REQUIRED WORK ▸
#1 Translate this sentence from the restaurant review into Spanish: "Diners are encouraged to order two apiece, and the staff deftly paces each round of plates."
#2 According to the restaurant review, who is demi's executive chef?
#3 Carry on the review of demi, the dining room at Crush, starting after its final sentence.

TEXT SECTION ▸

::::

The chicken demonstrates the kinds of culinary games played at Demi, the restaurant within a restaurant, or more specifically, dining room within a restaurant, at Dan Chaustit’s Crush in Belvedere Square.
Despite its location in the lower level of Crush, demi is very much its own animal, boasting its own kitchen and executive chef (Tae Strain, who worked at Crush before a stint in New York), its own Facebook page (there’s no mention of demi on Crush’s web site), and its own menu, with no reciprocal crossover with Crush. In demi, you eat from demi’s menu.
Time will tell if this will be a profitable move, but it has potential as a smart one. Having two dining rooms with two menus allows different work under the same roof and encourages experimentation without the risk of opening a new restaurant. It also gives regular customers a way to patronize a favored establishment, but enjoy two distinct experiences. And more visits, of course, equals more business.
The restaurant’s Facebook entry defines demi as “a small plates driven restaurant concept,” and “conceptual” is probably the best way to describe the dozen or so small plates that demi offers nightly. Diners are encouraged to order two apiece, and the staff deftly paces each round of plates. Each dish on the menu, arranged from lighter salads to more intense entrée-style dishes, is presented in a de rigueur list of ingredients that gives little hint of what is to come.
Some arrangements are logical. The combination of carpaccio and truffle oil, for example, is ubiquitous enough in fine dining rooms these days that “charred New York strip carpaccio, truffled mushroom emulsion, pear salad” ($11) is what you expect: paper thin slices of rare beef carrying the essence of woozy, woodsy truffles. It is completely satisfying, if not very exciting. Better is a fat slab of pork belly ($14), equal amounts of fat and meat, lightly lacquered in a maple glaze that only adds to the pork’s richness and with a preparation that makes the accompanying sesame seed spaetzle seem the logical choice of starch. And “veal tenderloin, potato hash, red onion tomato jam”($15), though similarly straightforward, gives a new appreciation for meat and potatoes by using meltingly soft slices of veal draped over crispy potato hash in a carnivore version of nigiri.

::::

RECORDS SHOWN ▸
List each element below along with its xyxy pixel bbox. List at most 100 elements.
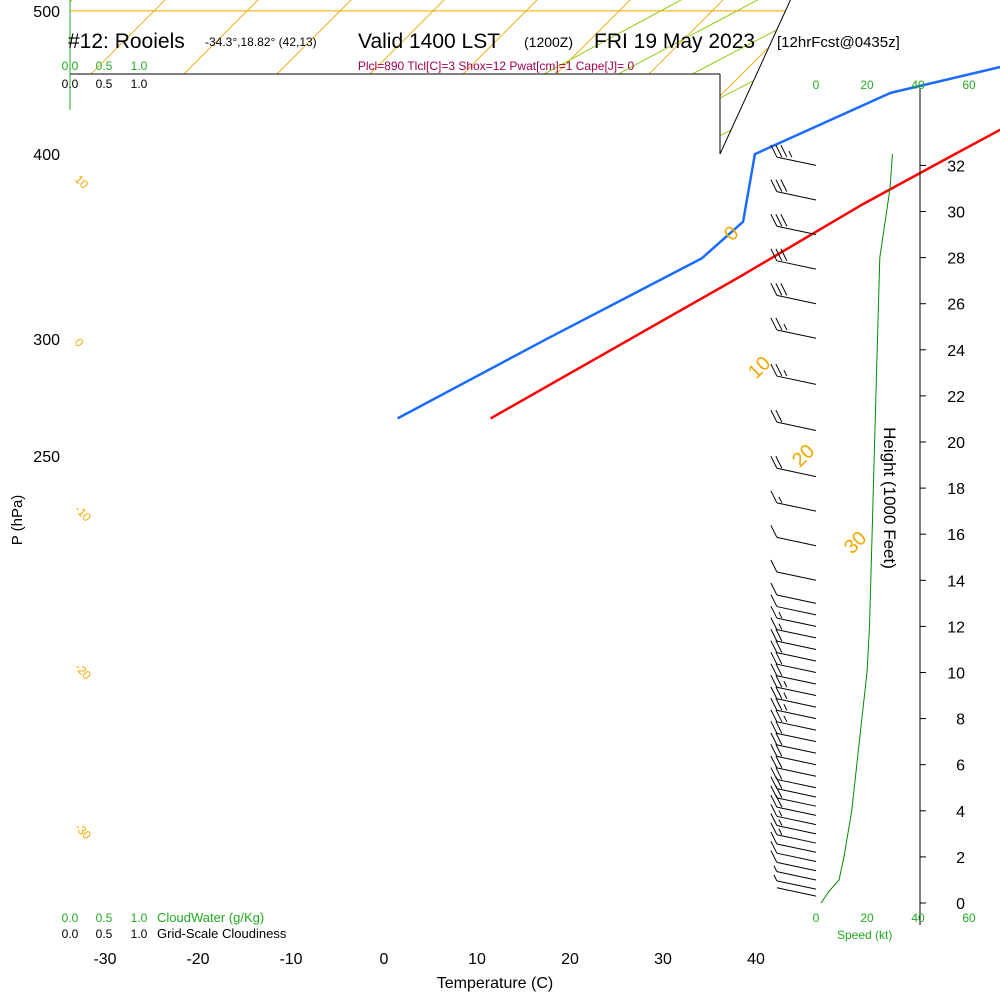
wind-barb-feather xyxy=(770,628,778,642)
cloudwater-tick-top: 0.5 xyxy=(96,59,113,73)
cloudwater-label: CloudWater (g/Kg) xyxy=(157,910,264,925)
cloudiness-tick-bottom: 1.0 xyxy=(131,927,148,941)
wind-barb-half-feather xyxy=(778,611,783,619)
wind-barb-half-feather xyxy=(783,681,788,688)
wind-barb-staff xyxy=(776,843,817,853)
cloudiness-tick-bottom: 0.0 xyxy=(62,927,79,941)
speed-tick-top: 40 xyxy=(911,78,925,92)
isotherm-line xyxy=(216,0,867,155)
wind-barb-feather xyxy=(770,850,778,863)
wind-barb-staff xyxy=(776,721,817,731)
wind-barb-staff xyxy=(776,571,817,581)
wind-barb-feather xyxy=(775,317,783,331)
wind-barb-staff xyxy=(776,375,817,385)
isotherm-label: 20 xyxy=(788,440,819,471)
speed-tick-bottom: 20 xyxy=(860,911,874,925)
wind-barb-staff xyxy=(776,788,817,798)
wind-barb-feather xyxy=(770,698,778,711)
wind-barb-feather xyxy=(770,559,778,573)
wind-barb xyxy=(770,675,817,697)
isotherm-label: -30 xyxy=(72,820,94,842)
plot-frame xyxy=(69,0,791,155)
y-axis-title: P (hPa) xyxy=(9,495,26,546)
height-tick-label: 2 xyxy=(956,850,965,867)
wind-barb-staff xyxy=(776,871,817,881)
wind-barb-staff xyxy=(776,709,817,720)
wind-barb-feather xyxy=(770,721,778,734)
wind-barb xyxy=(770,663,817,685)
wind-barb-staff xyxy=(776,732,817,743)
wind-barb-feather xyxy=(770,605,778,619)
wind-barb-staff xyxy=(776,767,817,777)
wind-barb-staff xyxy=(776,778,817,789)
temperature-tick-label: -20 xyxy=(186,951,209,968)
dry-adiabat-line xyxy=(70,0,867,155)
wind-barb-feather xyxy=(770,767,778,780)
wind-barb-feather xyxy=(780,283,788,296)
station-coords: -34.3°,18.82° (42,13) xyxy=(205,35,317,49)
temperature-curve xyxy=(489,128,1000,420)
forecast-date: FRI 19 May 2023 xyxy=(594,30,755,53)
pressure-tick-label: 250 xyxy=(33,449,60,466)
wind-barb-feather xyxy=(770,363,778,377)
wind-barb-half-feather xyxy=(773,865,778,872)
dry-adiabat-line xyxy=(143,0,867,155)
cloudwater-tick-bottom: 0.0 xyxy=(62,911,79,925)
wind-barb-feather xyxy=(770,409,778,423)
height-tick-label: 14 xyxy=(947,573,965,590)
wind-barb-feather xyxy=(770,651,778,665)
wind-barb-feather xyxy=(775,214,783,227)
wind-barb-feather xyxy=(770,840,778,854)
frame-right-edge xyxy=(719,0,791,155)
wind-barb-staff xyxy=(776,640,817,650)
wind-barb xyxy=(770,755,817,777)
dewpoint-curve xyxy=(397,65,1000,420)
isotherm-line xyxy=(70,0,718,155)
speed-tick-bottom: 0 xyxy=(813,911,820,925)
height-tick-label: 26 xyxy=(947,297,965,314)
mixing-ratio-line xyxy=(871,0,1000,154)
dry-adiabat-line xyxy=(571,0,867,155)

::::

TASK RESPONSES ▸
#1 Se anima a los comensales a pedir dos platos cada uno, y el personal marca con destreza el ritmo de cada ronda de platos.

#2 Tae Strain.

#3
Other dishes require more concentration. What appear to be five sea scallops on a white rectangular plate are really three scallops and two fat discs of polenta studded with chorizo ($15). The dabs of bacon aioli and nuggets of compressed pineapple that complete the dish suggest unexpected associations, like Hawaiian pizza, rather than a familiar seafood dish like bacon-wrapped scallops.
There are also dishes that send you fumbling around the table for a spare menu. Is it crab or shrimp in the seafood cake sprinkled with green apple and surrounded like an island by slightly acidic red pepper and coconut soup ($15)? (It’s crab.) What is that floral quality in the seared tuna ($13)? (Jasmine rice and a dash of vanilla in the sauce.) And wasn’t the six-minute egg plate ($9) supposed to have cauliflower? (Turns out it is a bed for the egg, which is cooked to the consistency of aspic and graced with a crispy, lacy frico of Parmesan.)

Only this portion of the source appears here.